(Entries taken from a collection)
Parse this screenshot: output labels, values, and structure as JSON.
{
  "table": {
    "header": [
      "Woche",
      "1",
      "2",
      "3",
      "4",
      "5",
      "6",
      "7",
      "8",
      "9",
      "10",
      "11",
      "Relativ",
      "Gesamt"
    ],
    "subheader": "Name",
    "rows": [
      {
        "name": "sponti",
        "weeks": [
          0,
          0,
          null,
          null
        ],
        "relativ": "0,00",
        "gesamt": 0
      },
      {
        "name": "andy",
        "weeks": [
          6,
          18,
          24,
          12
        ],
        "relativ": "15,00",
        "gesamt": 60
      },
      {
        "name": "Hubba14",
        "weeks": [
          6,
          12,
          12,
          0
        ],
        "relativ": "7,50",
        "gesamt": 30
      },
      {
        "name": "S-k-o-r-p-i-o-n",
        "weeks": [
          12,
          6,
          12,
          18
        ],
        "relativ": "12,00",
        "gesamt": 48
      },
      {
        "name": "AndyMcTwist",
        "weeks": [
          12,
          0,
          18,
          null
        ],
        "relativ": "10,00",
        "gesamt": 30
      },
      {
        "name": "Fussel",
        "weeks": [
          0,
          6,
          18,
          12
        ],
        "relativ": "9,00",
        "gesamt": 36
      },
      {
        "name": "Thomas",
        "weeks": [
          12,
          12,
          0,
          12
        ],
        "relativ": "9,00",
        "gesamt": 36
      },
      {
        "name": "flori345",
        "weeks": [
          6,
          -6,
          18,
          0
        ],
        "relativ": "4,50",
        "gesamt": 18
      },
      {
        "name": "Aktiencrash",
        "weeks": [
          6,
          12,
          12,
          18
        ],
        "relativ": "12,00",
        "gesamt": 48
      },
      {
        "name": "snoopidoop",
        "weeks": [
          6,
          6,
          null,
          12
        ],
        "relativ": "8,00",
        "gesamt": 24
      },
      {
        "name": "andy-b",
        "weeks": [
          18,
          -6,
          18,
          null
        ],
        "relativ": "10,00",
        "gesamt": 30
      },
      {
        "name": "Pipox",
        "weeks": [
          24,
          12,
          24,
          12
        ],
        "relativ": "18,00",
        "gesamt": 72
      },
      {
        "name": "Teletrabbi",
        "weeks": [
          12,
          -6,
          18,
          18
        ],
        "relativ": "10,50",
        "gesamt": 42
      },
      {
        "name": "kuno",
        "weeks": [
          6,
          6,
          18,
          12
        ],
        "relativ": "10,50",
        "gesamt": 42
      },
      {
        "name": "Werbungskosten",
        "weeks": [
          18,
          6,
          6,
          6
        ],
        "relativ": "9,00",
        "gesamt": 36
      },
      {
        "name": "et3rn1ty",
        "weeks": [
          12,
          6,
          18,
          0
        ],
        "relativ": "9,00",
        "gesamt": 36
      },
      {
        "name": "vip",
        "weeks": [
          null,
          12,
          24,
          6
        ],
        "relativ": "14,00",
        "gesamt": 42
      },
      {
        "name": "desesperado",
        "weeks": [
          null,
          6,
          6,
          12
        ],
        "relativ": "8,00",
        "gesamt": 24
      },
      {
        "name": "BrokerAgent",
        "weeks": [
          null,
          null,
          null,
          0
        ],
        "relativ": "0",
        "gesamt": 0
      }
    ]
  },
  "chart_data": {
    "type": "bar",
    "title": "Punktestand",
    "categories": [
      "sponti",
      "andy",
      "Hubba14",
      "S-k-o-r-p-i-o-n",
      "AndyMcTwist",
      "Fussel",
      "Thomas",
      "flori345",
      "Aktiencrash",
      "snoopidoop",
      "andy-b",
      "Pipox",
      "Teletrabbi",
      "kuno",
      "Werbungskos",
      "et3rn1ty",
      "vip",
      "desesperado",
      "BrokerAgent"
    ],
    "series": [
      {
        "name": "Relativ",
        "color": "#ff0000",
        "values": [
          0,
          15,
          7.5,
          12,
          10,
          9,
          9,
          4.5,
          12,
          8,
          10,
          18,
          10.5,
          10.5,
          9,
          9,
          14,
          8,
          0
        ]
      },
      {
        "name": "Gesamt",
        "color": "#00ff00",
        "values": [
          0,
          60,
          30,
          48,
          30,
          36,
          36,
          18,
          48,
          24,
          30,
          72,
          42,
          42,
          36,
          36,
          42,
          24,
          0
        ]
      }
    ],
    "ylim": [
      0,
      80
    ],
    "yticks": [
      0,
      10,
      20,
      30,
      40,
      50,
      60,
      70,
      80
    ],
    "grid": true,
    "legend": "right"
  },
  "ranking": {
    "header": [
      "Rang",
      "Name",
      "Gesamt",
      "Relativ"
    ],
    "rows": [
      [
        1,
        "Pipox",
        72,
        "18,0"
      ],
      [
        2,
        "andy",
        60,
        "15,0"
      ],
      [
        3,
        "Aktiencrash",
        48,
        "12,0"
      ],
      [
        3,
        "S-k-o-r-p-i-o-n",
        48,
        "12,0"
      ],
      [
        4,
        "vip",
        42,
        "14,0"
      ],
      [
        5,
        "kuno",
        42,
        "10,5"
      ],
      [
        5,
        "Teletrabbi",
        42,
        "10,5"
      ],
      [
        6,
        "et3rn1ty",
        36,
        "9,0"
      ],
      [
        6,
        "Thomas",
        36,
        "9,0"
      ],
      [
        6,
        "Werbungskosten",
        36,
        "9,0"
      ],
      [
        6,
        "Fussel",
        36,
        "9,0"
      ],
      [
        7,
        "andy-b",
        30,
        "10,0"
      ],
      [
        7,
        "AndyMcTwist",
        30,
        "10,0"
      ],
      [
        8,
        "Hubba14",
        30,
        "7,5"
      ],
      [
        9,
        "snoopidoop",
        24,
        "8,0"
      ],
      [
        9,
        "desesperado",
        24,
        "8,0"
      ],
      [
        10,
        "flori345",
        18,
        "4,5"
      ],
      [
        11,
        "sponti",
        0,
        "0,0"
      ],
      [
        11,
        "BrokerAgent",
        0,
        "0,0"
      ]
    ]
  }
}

## [Exercise aim]
Please restate the whole listing word for word.

## [The reply]
Parse this screenshot: output labels, values, and structure as JSON.
{
  "table": {
    "header": [
      "Woche",
      "1",
      "2",
      "3",
      "4",
      "5",
      "6",
      "7",
      "8",
      "9",
      "10",
      "11",
      "Relativ",
      "Gesamt"
    ],
    "subheader": "Name",
    "rows": [
      {
        "name": "sponti",
        "weeks": [
          0,
          0,
          null,
          null
        ],
        "relativ": "0,00",
        "gesamt": 0
      },
      {
        "name": "andy",
        "weeks": [
          6,
          18,
          24,
          12
        ],
        "relativ": "15,00",
        "gesamt": 60
      },
      {
        "name": "Hubba14",
        "weeks": [
          6,
          12,
          12,
          0
        ],
        "relativ": "7,50",
        "gesamt": 30
      },
      {
        "name": "S-k-o-r-p-i-o-n",
        "weeks": [
          12,
          6,
          12,
          18
        ],
        "relativ": "12,00",
        "gesamt": 48
      },
      {
        "name": "AndyMcTwist",
        "weeks": [
          12,
          0,
          18,
          null
        ],
        "relativ": "10,00",
        "gesamt": 30
      },
      {
        "name": "Fussel",
        "weeks": [
          0,
          6,
          18,
          12
        ],
        "relativ": "9,00",
        "gesamt": 36
      },
      {
        "name": "Thomas",
        "weeks": [
          12,
          12,
          0,
          12
        ],
        "relativ": "9,00",
        "gesamt": 36
      },
      {
        "name": "flori345",
        "weeks": [
          6,
          -6,
          18,
          0
        ],
        "relativ": "4,50",
        "gesamt": 18
      },
      {
        "name": "Aktiencrash",
        "weeks": [
          6,
          12,
          12,
          18
        ],
        "relativ": "12,00",
        "gesamt": 48
      },
      {
        "name": "snoopidoop",
        "weeks": [
          6,
          6,
          null,
          12
        ],
        "relativ": "8,00",
        "gesamt": 24
      },
      {
        "name": "andy-b",
        "weeks": [
          18,
          -6,
          18,
          null
        ],
        "relativ": "10,00",
        "gesamt": 30
      },
      {
        "name": "Pipox",
        "weeks": [
          24,
          12,
          24,
          12
        ],
        "relativ": "18,00",
        "gesamt": 72
      },
      {
        "name": "Teletrabbi",
        "weeks": [
          12,
          -6,
          18,
          18
        ],
        "relativ": "10,50",
        "gesamt": 42
      },
      {
        "name": "kuno",
        "weeks": [
          6,
          6,
          18,
          12
        ],
        "relativ": "10,50",
        "gesamt": 42
      },
      {
        "name": "Werbungskosten",
        "weeks": [
          18,
          6,
          6,
          6
        ],
        "relativ": "9,00",
        "gesamt": 36
      },
      {
        "name": "et3rn1ty",
        "weeks": [
          12,
          6,
          18,
          0
        ],
        "relativ": "9,00",
        "gesamt": 36
      },
      {
        "name": "vip",
        "weeks": [
          null,
          12,
          24,
          6
        ],
        "relativ": "14,00",
        "gesamt": 42
      },
      {
        "name": "desesperado",
        "weeks": [
          null,
          6,
          6,
          12
        ],
        "relativ": "8,00",
        "gesamt": 24
      },
      {
        "name": "BrokerAgent",
        "weeks": [
          null,
          null,
          null,
          0
        ],
        "relativ": "0",
        "gesamt": 0
      }
    ]
  },
  "chart_data": {
    "type": "bar",
    "title": "Punktestand",
    "categories": [
      "sponti",
      "andy",
      "Hubba14",
      "S-k-o-r-p-i-o-n",
      "AndyMcTwist",
      "Fussel",
      "Thomas",
      "flori345",
      "Aktiencrash",
      "snoopidoop",
      "andy-b",
      "Pipox",
      "Teletrabbi",
      "kuno",
      "Werbungskos",
      "et3rn1ty",
      "vip",
      "desesperado",
      "BrokerAgent"
    ],
    "series": [
      {
        "name": "Relativ",
        "color": "#ff0000",
        "values": [
          0,
          15,
          7.5,
          12,
          10,
          9,
          9,
          4.5,
          12,
          8,
          10,
          18,
          10.5,
          10.5,
          9,
          9,
          14,
          8,
          0
        ]
      },
      {
        "name": "Gesamt",
        "color": "#00ff00",
        "values": [
          0,
          60,
          30,
          48,
          30,
          36,
          36,
          18,
          48,
          24,
          30,
          72,
          42,
          42,
          36,
          36,
          42,
          24,
          0
        ]
      }
    ],
    "ylim": [
      0,
      80
    ],
    "yticks": [
      0,
      10,
      20,
      30,
      40,
      50,
      60,
      70,
      80
    ],
    "grid": true,
    "legend": "right"
  },
  "ranking": {
    "header": [
      "Rang",
      "Name",
      "Gesamt",
      "Relativ"
    ],
    "rows": [
      [
        1,
        "Pipox",
        72,
        "18,0"
      ],
      [
        2,
        "andy",
        60,
        "15,0"
      ],
      [
        3,
        "Aktiencrash",
        48,
        "12,0"
      ],
      [
        3,
        "S-k-o-r-p-i-o-n",
        48,
        "12,0"
      ],
      [
        4,
        "vip",
        42,
        "14,0"
      ],
      [
        5,
        "kuno",
        42,
        "10,5"
      ],
      [
        5,
        "Teletrabbi",
        42,
        "10,5"
      ],
      [
        6,
        "et3rn1ty",
        36,
        "9,0"
      ],
      [
        6,
        "Thomas",
        36,
        "9,0"
      ],
      [
        6,
        "Werbungskosten",
        36,
        "9,0"
      ],
      [
        6,
        "Fussel",
        36,
        "9,0"
      ],
      [
        7,
        "andy-b",
        30,
        "10,0"
      ],
      [
        7,
        "AndyMcTwist",
        30,
        "10,0"
      ],
      [
        8,
        "Hubba14",
        30,
        "7,5"
      ],
      [
        9,
        "snoopidoop",
        24,
        "8,0"
      ],
      [
        9,
        "desesperado",
        24,
        "8,0"
      ],
      [
        10,
        "flori345",
        18,
        "4,5"
      ],
      [
        11,
        "sponti",
        0,
        "0,0"
      ],
      [
        11,
        "BrokerAgent",
        0,
        "0,0"
      ]
    ]
  }
}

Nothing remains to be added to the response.